_Tareas del ejercicio_
1. Reproduce sin cambios el fragmento del texto sobre la sentencia del orangután Sandra que empieza en "La sentencia introduce, como" y termina en "afirmar algo así.".
2. Según el texto sobre la sentencia del orangután Sandra, ¿qué libro de Simone Veil se recupera para aclarar la cuestión de los derechos?

_Texto extraído_
La sentencia introduce, como ya hemos señalado, un curioso concepto: “persona no-humana”. Hay filósofos que lo pueden explicar mucho mejor que yo, pero cualquier estudiante comprenderá que estamos ante un engendro que intenta unir dos conceptos antitéticos. Según Santo Tomás, persona significa lo más perfecto de toda la naturaleza, es decir, el ser subsistente de naturaleza racional. ¿Puede ser ese ser no-humano? ¿Es el orangután lo más perfecto de la naturaleza? No tengo el gusto de conocer a Sandra, pero me temo que ni siquiera estos jueces se atreverían a afirmar algo así. 

Y llegamos a los derechos, esos derechos inalienables que tendríamos que reconocer a ciertos animales. Estaba pensando en lo absurdo de esta proposición cuando recordé un libro de Simone Veil que leí hace ya unos años y del que recordaba que sus comentarios sobre los derechos me habían parecido especialmente acertados: L’enracinement. Lo recuperé y le eché un vistazo. Transcribo aquí dos párrafos que creo aclaran la cuestión: 

  • “La noción de obligación prima sobre la de derecho, que le es subordinada y relativa. Un derecho no es eficaz por sí mismo, sino solamente por la obligación a la que corresponde”.
  • “No tiene sentido decir que los hombres tienen, de una parte, derechos, y de otra parte deberes. Estas palabras no expresan más que diferencias de punto de vista”.

Los derechos, pues, implican deberes y obligaciones, o mejor, como dice Veil, son parte de un todo, de un ser personal. Pero es aquí donde se desmorona toda la argumentación del tribunal: a los animales, orangutanes incluidos, no se les pueden imponer obligaciones ni podemos hacerlos responsables de sus actos. Si Sandra, disfrutando de su nueva libertad, rompe mobiliario urbano o se cuela en el autobús, ¿vamos realmente a multarla por incivismo? Esta incapacidad para asumir deberes y obligaciones incapacita a los animales para ser sujetos de derechos tales como el derecho fundamental a la libertad que el tribunal argentino, de modo incoherente, les ha reconocido. Esto evidentemente, no significa que podamos tratar a los animales como objetos, pero considerarles sujetos de derechos es un disparate.

(Datos de segmentación de página)
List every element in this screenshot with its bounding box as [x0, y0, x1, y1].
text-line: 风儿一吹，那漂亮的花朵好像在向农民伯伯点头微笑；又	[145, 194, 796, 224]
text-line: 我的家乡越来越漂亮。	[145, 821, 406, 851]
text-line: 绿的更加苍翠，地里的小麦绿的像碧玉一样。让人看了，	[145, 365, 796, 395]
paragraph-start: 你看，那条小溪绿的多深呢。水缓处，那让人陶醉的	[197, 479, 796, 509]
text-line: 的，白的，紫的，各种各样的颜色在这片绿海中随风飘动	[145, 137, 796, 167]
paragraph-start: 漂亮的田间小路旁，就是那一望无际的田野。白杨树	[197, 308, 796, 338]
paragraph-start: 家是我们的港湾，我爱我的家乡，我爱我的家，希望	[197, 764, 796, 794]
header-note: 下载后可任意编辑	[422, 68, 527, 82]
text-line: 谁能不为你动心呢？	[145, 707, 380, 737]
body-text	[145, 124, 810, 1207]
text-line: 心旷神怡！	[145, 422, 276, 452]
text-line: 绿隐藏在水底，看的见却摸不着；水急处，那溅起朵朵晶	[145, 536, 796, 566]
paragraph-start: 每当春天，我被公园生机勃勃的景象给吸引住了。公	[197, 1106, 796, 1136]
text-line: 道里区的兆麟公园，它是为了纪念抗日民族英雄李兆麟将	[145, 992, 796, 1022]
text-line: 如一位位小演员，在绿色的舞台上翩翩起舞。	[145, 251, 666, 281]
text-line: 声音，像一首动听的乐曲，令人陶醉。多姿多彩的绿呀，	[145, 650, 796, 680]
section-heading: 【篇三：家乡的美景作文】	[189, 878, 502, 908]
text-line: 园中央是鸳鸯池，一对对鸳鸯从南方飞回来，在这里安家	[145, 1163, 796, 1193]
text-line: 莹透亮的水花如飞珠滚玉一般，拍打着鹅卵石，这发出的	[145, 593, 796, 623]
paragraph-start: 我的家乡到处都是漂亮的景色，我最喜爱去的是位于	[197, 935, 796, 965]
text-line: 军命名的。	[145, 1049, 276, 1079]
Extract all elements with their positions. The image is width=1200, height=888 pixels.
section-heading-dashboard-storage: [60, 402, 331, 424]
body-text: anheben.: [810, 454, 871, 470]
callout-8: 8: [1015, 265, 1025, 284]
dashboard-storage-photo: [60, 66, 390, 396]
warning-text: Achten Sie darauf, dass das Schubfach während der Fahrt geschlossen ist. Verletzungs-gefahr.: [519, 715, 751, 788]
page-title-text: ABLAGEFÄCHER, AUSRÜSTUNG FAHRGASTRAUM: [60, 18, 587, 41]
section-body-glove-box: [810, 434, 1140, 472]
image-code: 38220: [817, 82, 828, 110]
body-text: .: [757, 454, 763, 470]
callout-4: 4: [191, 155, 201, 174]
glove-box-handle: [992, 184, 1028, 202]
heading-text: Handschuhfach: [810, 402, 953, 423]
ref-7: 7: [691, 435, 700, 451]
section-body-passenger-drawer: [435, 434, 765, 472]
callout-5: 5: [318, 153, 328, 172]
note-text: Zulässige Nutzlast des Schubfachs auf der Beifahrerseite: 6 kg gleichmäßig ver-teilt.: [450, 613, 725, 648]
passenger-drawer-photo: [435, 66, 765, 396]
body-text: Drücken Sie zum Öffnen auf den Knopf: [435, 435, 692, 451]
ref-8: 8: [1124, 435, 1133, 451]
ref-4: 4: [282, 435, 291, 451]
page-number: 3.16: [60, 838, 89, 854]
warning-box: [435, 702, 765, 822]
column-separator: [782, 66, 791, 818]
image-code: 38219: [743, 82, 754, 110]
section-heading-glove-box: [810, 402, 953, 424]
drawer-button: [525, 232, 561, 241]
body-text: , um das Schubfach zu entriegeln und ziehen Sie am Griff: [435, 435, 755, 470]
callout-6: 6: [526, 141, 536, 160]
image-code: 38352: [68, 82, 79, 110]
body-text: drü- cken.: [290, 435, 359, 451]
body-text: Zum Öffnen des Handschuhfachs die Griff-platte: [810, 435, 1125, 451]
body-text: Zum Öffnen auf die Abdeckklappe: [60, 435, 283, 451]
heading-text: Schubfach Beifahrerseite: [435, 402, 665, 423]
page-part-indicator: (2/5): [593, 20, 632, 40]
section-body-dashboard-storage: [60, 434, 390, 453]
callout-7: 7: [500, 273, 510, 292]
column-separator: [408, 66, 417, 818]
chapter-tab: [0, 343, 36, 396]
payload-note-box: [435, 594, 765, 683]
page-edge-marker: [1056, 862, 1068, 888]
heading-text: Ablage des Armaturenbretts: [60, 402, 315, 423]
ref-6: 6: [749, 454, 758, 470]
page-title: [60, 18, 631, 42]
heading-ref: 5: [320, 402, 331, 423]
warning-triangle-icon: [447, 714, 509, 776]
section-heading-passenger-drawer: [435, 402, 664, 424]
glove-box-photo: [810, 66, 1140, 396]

_Respuestas_
1.
La sentencia introduce, como ya hemos señalado, un curioso concepto: “persona no-humana”. Hay filósofos que lo pueden explicar mucho mejor que yo, pero cualquier estudiante comprenderá que estamos ante un engendro que intenta unir dos conceptos antitéticos. Según Santo Tomás, persona significa lo más perfecto de toda la naturaleza, es decir, el ser subsistente de naturaleza racional. ¿Puede ser ese ser no-humano? ¿Es el orangután lo más perfecto de la naturaleza? No tengo el gusto de conocer a Sandra, pero me temo que ni siquiera estos jueces se atreverían a afirmar algo así.

2. L’enracinement.